Stored data entries:
········

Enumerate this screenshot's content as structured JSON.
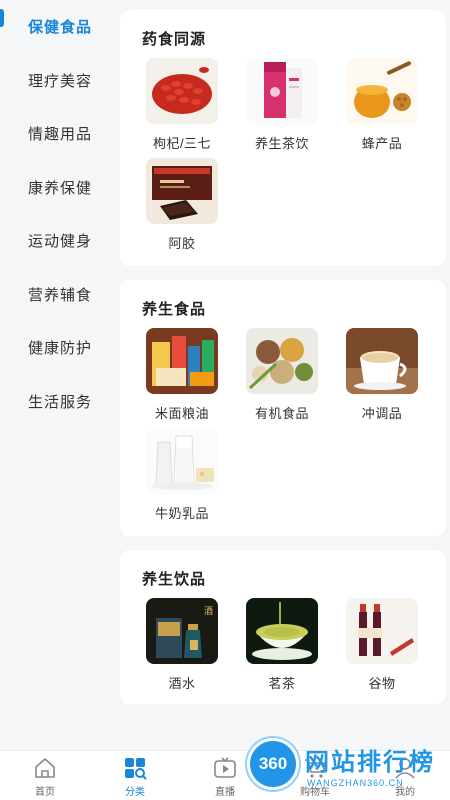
{
  "sidebar": {
    "items": [
      {
        "label": "保健食品",
        "active": true
      },
      {
        "label": "理疗美容",
        "active": false
      },
      {
        "label": "情趣用品",
        "active": false
      },
      {
        "label": "康养保健",
        "active": false
      },
      {
        "label": "运动健身",
        "active": false
      },
      {
        "label": "营养辅食",
        "active": false
      },
      {
        "label": "健康防护",
        "active": false
      },
      {
        "label": "生活服务",
        "active": false
      }
    ]
  },
  "sections": [
    {
      "title": "药食同源",
      "products": [
        {
          "label": "枸杞/三七",
          "icon": "goji-berry-image"
        },
        {
          "label": "养生茶饮",
          "icon": "tea-box-image"
        },
        {
          "label": "蜂产品",
          "icon": "honey-image"
        },
        {
          "label": "阿胶",
          "icon": "ejiao-image"
        }
      ]
    },
    {
      "title": "养生食品",
      "products": [
        {
          "label": "米面粮油",
          "icon": "grain-oil-image"
        },
        {
          "label": "有机食品",
          "icon": "organic-food-image"
        },
        {
          "label": "冲调品",
          "icon": "drink-powder-image"
        },
        {
          "label": "牛奶乳品",
          "icon": "milk-dairy-image"
        }
      ]
    },
    {
      "title": "养生饮品",
      "products": [
        {
          "label": "酒水",
          "icon": "liquor-image"
        },
        {
          "label": "茗茶",
          "icon": "tea-cup-image"
        },
        {
          "label": "谷物",
          "icon": "grain-drink-image"
        }
      ]
    }
  ],
  "tabbar": {
    "items": [
      {
        "label": "首页",
        "icon": "home-icon"
      },
      {
        "label": "分类",
        "icon": "category-icon",
        "active": true
      },
      {
        "label": "直播",
        "icon": "live-icon"
      },
      {
        "label": "购物车",
        "icon": "cart-icon"
      },
      {
        "label": "我的",
        "icon": "profile-icon"
      }
    ]
  },
  "watermark": {
    "badge": "360",
    "text": "网站排行榜",
    "sub": "WANGZHAN360.CN"
  },
  "colors": {
    "accent": "#1a86d8",
    "background": "#f5f6f8",
    "card": "#ffffff"
  }
}
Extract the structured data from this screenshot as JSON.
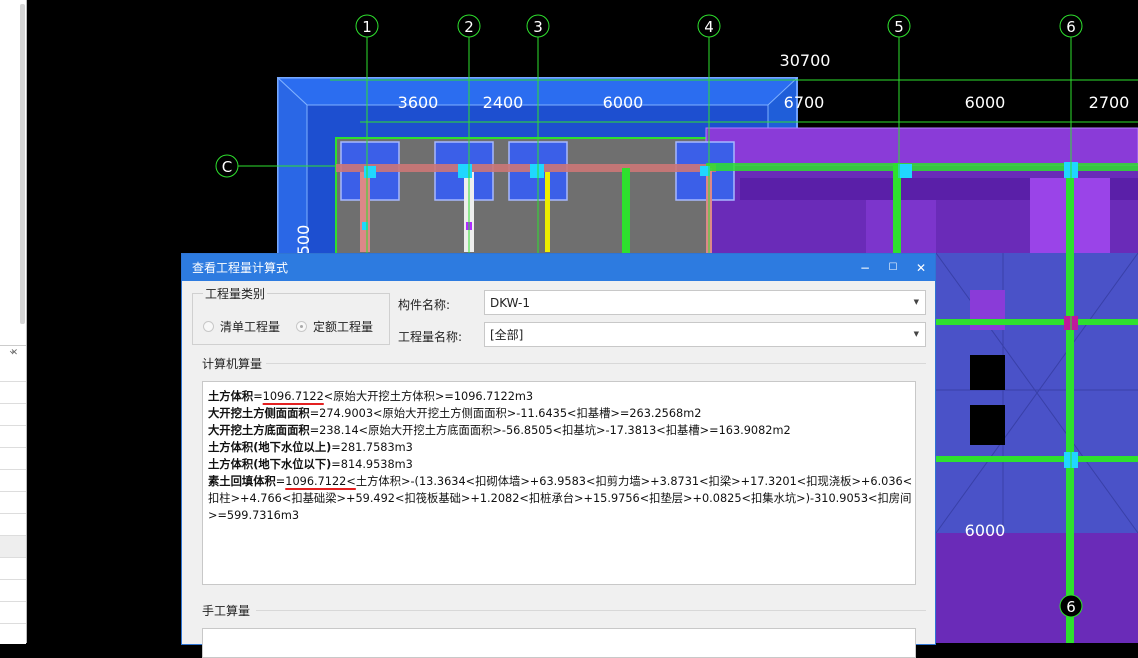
{
  "cad": {
    "axis_labels": [
      "1",
      "2",
      "3",
      "4",
      "5",
      "6",
      "C",
      "6"
    ],
    "dimensions": {
      "total": "30700",
      "spans": [
        "3600",
        "2400",
        "6000",
        "6700",
        "6000",
        "2700"
      ],
      "vertical": "500",
      "bottom": "6000"
    }
  },
  "dialog": {
    "title": "查看工程量计算式",
    "controls": {
      "minimize": "−",
      "maximize": "☐",
      "close": "✕"
    },
    "quantity_type": {
      "legend": "工程量类别",
      "options": [
        "清单工程量",
        "定额工程量"
      ],
      "selected": "定额工程量"
    },
    "component_name": {
      "label": "构件名称:",
      "value": "DKW-1"
    },
    "quantity_name": {
      "label": "工程量名称:",
      "value": "[全部]"
    },
    "computer_section": "计算机算量",
    "lines": [
      {
        "name": "土方体积",
        "eq": "=",
        "underlined": "1096.7122",
        "rest": "<原始大开挖土方体积>=1096.7122m3"
      },
      {
        "name": "大开挖土方侧面面积",
        "eq": "=",
        "underlined": "",
        "rest": "274.9003<原始大开挖土方侧面面积>-11.6435<扣基槽>=263.2568m2"
      },
      {
        "name": "大开挖土方底面面积",
        "eq": "=",
        "underlined": "",
        "rest": "238.14<原始大开挖土方底面面积>-56.8505<扣基坑>-17.3813<扣基槽>=163.9082m2"
      },
      {
        "name": "土方体积(地下水位以上)",
        "eq": "=",
        "underlined": "",
        "rest": "281.7583m3"
      },
      {
        "name": "土方体积(地下水位以下)",
        "eq": "=",
        "underlined": "",
        "rest": "814.9538m3"
      },
      {
        "name": "素土回填体积",
        "eq": "=",
        "underlined": "1096.7122<",
        "rest": "土方体积>-(13.3634<扣砌体墙>+63.9583<扣剪力墙>+3.8731<扣梁>+17.3201<扣现浇板>+6.036<"
      },
      {
        "name": "",
        "eq": "",
        "underlined": "",
        "rest": "扣柱>+4.766<扣基础梁>+59.492<扣筏板基础>+1.2082<扣桩承台>+15.9756<扣垫层>+0.0825<扣集水坑>)-310.9053<扣房间"
      },
      {
        "name": "",
        "eq": "",
        "underlined": "",
        "rest": ">=599.7316m3"
      }
    ],
    "manual_section": "手工算量"
  }
}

········

Restate each entry word for word, please, but drop any images it holds.

Enumerate this screenshot's content as structured JSON.
{
  "sidebar": {
    "items": [
      {
        "label": "保健食品",
        "active": true
      },
      {
        "label": "理疗美容",
        "active": false
      },
      {
        "label": "情趣用品",
        "active": false
      },
      {
        "label": "康养保健",
        "active": false
      },
      {
        "label": "运动健身",
        "active": false
      },
      {
        "label": "营养辅食",
        "active": false
      },
      {
        "label": "健康防护",
        "active": false
      },
      {
        "label": "生活服务",
        "active": false
      }
    ]
  },
  "sections": [
    {
      "title": "药食同源",
      "products": [
        {
          "label": "枸杞/三七",
          "icon": "goji-berry-image"
        },
        {
          "label": "养生茶饮",
          "icon": "tea-box-image"
        },
        {
          "label": "蜂产品",
          "icon": "honey-image"
        },
        {
          "label": "阿胶",
          "icon": "ejiao-image"
        }
      ]
    },
    {
      "title": "养生食品",
      "products": [
        {
          "label": "米面粮油",
          "icon": "grain-oil-image"
        },
        {
          "label": "有机食品",
          "icon": "organic-food-image"
        },
        {
          "label": "冲调品",
          "icon": "drink-powder-image"
        },
        {
          "label": "牛奶乳品",
          "icon": "milk-dairy-image"
        }
      ]
    },
    {
      "title": "养生饮品",
      "products": [
        {
          "label": "酒水",
          "icon": "liquor-image"
        },
        {
          "label": "茗茶",
          "icon": "tea-cup-image"
        },
        {
          "label": "谷物",
          "icon": "grain-drink-image"
        }
      ]
    }
  ],
  "tabbar": {
    "items": [
      {
        "label": "首页",
        "icon": "home-icon"
      },
      {
        "label": "分类",
        "icon": "category-icon",
        "active": true
      },
      {
        "label": "直播",
        "icon": "live-icon"
      },
      {
        "label": "购物车",
        "icon": "cart-icon"
      },
      {
        "label": "我的",
        "icon": "profile-icon"
      }
    ]
  },
  "watermark": {
    "badge": "360",
    "text": "网站排行榜",
    "sub": "WANGZHAN360.CN"
  },
  "colors": {
    "accent": "#1a86d8",
    "background": "#f5f6f8",
    "card": "#ffffff"
  }
}
Extract the structured data from this screenshot as JSON.
{
  "cad": {
    "axis_labels": [
      "1",
      "2",
      "3",
      "4",
      "5",
      "6",
      "C",
      "6"
    ],
    "dimensions": {
      "total": "30700",
      "spans": [
        "3600",
        "2400",
        "6000",
        "6700",
        "6000",
        "2700"
      ],
      "vertical": "500",
      "bottom": "6000"
    }
  },
  "dialog": {
    "title": "查看工程量计算式",
    "controls": {
      "minimize": "−",
      "maximize": "☐",
      "close": "✕"
    },
    "quantity_type": {
      "legend": "工程量类别",
      "options": [
        "清单工程量",
        "定额工程量"
      ],
      "selected": "定额工程量"
    },
    "component_name": {
      "label": "构件名称:",
      "value": "DKW-1"
    },
    "quantity_name": {
      "label": "工程量名称:",
      "value": "[全部]"
    },
    "computer_section": "计算机算量",
    "lines": [
      {
        "name": "土方体积",
        "eq": "=",
        "underlined": "1096.7122",
        "rest": "<原始大开挖土方体积>=1096.7122m3"
      },
      {
        "name": "大开挖土方侧面面积",
        "eq": "=",
        "underlined": "",
        "rest": "274.9003<原始大开挖土方侧面面积>-11.6435<扣基槽>=263.2568m2"
      },
      {
        "name": "大开挖土方底面面积",
        "eq": "=",
        "underlined": "",
        "rest": "238.14<原始大开挖土方底面面积>-56.8505<扣基坑>-17.3813<扣基槽>=163.9082m2"
      },
      {
        "name": "土方体积(地下水位以上)",
        "eq": "=",
        "underlined": "",
        "rest": "281.7583m3"
      },
      {
        "name": "土方体积(地下水位以下)",
        "eq": "=",
        "underlined": "",
        "rest": "814.9538m3"
      },
      {
        "name": "素土回填体积",
        "eq": "=",
        "underlined": "1096.7122<",
        "rest": "土方体积>-(13.3634<扣砌体墙>+63.9583<扣剪力墙>+3.8731<扣梁>+17.3201<扣现浇板>+6.036<"
      },
      {
        "name": "",
        "eq": "",
        "underlined": "",
        "rest": "扣柱>+4.766<扣基础梁>+59.492<扣筏板基础>+1.2082<扣桩承台>+15.9756<扣垫层>+0.0825<扣集水坑>)-310.9053<扣房间"
      },
      {
        "name": "",
        "eq": "",
        "underlined": "",
        "rest": ">=599.7316m3"
      }
    ],
    "manual_section": "手工算量"
  }
}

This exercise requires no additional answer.